Data entries:
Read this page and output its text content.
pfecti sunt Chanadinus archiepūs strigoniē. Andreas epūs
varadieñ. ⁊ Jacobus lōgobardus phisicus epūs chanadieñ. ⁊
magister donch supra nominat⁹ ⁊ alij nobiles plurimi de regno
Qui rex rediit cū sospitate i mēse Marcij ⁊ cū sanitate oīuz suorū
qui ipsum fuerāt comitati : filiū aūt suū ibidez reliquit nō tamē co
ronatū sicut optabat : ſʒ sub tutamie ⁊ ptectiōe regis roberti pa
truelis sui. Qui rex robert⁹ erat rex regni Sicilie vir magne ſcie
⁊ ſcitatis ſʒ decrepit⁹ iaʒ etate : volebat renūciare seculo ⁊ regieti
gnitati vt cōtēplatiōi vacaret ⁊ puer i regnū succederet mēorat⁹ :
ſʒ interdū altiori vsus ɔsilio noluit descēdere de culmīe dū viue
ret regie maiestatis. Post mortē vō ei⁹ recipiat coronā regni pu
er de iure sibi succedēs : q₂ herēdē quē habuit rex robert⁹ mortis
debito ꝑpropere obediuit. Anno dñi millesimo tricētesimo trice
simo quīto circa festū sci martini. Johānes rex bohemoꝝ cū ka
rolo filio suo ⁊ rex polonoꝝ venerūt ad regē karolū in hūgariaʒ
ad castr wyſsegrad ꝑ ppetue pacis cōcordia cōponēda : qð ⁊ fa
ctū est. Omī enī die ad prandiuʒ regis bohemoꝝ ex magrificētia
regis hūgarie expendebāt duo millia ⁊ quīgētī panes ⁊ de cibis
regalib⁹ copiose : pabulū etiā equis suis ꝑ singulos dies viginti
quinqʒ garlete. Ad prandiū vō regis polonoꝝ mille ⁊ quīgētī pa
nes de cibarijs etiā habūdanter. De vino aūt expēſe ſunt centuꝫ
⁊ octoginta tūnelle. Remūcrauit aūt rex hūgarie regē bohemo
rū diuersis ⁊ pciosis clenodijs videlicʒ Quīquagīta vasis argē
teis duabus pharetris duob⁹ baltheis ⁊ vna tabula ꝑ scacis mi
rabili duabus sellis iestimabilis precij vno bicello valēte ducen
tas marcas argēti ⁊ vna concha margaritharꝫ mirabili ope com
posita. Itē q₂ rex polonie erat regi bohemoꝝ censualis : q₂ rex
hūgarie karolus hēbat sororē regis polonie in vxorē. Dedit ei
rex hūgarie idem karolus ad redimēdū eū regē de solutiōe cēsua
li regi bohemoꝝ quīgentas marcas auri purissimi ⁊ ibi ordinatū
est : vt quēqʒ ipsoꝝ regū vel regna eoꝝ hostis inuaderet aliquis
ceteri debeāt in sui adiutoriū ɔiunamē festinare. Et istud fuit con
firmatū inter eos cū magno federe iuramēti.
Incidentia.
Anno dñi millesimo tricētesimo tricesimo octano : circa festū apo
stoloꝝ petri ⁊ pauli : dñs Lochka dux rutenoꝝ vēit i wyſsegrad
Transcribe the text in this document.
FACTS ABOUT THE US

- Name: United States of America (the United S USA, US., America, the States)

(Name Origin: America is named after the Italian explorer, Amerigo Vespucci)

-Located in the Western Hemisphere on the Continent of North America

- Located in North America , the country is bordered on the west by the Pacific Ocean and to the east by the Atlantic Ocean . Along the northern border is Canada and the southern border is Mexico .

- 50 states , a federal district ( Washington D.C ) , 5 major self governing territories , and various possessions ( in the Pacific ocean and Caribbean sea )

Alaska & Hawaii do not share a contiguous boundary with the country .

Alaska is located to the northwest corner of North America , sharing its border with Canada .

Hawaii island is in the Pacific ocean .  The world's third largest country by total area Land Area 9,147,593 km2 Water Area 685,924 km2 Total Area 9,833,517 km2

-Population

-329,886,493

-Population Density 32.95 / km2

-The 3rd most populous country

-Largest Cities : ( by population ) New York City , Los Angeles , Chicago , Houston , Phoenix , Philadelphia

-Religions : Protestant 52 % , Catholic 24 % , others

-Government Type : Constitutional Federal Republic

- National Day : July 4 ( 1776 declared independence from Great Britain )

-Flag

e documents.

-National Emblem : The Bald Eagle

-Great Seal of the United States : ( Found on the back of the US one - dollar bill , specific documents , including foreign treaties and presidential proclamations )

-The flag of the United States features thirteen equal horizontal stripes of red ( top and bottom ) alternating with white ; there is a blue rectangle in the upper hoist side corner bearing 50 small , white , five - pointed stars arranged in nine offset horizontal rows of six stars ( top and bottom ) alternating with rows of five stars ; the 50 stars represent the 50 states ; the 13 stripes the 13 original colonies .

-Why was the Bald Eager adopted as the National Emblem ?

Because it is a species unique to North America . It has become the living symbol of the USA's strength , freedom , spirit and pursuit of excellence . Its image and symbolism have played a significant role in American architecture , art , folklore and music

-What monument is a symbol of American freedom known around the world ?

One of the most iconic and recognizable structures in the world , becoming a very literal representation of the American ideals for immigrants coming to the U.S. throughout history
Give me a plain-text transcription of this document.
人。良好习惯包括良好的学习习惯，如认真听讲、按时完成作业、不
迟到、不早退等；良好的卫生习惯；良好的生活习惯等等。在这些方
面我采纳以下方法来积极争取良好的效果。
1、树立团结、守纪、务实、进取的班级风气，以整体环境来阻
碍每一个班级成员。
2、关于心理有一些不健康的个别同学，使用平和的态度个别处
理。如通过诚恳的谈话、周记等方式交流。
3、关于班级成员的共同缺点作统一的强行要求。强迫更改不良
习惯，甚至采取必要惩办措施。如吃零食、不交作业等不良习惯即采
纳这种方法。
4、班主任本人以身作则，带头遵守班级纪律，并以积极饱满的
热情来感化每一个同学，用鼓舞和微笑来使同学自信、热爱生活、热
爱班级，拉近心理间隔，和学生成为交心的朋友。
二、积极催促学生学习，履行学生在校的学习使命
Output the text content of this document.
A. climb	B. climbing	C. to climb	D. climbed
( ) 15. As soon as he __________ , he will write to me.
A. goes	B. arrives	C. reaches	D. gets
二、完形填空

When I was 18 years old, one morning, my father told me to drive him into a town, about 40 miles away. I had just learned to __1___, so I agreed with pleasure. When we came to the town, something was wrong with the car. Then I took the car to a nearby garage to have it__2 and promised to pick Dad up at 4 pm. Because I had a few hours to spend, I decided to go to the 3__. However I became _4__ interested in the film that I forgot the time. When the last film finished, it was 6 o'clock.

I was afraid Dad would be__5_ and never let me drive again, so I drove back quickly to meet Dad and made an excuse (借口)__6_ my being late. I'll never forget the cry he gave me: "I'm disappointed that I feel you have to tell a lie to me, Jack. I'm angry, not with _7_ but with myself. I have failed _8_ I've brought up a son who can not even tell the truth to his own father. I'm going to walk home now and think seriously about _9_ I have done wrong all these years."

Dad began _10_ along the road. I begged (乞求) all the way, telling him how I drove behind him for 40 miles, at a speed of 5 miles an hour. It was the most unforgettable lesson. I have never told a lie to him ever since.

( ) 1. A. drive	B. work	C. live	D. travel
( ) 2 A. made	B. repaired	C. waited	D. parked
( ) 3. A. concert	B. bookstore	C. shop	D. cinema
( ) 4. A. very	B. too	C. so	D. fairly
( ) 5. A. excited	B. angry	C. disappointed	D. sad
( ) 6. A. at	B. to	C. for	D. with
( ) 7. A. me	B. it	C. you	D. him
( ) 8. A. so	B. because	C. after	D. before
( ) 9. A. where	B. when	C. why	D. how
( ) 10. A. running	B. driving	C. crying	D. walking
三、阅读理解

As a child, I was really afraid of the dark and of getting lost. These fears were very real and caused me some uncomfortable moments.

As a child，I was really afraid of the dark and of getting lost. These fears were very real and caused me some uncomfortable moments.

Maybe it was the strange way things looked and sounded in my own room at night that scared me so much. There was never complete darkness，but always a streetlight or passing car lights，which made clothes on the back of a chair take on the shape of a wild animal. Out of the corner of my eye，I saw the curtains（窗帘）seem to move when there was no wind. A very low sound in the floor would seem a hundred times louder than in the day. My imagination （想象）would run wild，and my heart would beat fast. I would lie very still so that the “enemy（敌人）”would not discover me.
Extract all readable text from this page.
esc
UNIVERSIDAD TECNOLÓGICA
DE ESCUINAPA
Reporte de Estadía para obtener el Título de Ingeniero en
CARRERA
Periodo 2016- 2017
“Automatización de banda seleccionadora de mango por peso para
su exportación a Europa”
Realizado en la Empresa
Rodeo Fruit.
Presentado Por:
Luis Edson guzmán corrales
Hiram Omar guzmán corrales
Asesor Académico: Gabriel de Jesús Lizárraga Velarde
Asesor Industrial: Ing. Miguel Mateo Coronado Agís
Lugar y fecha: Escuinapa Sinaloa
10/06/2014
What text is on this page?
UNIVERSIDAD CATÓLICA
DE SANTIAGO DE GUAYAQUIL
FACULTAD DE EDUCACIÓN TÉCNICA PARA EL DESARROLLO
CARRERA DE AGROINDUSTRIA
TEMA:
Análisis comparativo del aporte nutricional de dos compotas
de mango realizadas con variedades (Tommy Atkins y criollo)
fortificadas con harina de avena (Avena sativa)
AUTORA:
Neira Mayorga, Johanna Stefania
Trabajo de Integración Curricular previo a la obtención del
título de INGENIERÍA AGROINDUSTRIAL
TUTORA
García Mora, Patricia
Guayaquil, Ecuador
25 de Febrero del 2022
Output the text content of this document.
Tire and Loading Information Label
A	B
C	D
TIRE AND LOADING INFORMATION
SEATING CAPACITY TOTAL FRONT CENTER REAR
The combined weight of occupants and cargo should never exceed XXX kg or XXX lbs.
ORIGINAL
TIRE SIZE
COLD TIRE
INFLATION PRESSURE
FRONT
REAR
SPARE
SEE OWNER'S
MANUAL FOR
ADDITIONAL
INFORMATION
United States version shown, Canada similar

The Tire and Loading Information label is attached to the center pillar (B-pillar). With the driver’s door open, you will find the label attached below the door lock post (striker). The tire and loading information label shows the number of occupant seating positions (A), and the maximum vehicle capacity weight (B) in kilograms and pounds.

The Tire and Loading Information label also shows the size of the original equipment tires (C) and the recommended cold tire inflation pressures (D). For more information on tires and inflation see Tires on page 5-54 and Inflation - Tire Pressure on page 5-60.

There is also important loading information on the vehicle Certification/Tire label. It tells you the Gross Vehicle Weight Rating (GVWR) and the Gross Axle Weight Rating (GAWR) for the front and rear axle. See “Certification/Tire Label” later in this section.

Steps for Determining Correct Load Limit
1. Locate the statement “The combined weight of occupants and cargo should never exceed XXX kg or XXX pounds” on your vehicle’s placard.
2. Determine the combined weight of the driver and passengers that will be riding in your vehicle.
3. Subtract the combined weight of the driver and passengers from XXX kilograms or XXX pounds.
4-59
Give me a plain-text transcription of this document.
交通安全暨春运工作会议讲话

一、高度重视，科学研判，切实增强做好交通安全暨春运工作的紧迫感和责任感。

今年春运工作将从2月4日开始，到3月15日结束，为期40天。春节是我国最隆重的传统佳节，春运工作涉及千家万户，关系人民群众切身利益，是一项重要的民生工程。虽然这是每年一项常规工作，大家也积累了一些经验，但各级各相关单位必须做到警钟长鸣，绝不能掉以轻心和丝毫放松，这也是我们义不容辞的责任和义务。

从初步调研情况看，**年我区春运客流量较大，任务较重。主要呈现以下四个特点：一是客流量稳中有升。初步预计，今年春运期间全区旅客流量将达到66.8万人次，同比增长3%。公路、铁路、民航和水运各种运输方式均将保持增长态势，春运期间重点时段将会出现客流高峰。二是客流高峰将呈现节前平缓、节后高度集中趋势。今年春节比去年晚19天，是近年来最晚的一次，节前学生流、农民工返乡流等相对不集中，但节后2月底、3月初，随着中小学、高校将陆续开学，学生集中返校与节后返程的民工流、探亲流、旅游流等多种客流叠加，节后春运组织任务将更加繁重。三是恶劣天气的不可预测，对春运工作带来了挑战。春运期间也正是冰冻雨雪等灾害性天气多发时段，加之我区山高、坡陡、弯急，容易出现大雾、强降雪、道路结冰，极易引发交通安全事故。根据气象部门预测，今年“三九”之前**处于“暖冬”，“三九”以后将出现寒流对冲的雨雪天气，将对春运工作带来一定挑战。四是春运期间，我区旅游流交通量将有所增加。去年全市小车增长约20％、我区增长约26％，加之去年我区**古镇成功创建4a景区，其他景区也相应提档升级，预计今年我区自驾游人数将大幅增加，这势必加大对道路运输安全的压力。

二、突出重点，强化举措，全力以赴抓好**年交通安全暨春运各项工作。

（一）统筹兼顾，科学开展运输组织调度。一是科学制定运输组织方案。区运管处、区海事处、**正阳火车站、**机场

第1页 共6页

# REQUIRED WORK
Copy out each line of the data containing the string "border".

# EXERCISE SOLUTION
- Located in North America , the country is bordered on the west by the Pacific Ocean and to the east by the Atlantic Ocean . Along the northern border is Canada and the southern border is Mexico .
Alaska is located to the northwest corner of North America , sharing its border with Canada .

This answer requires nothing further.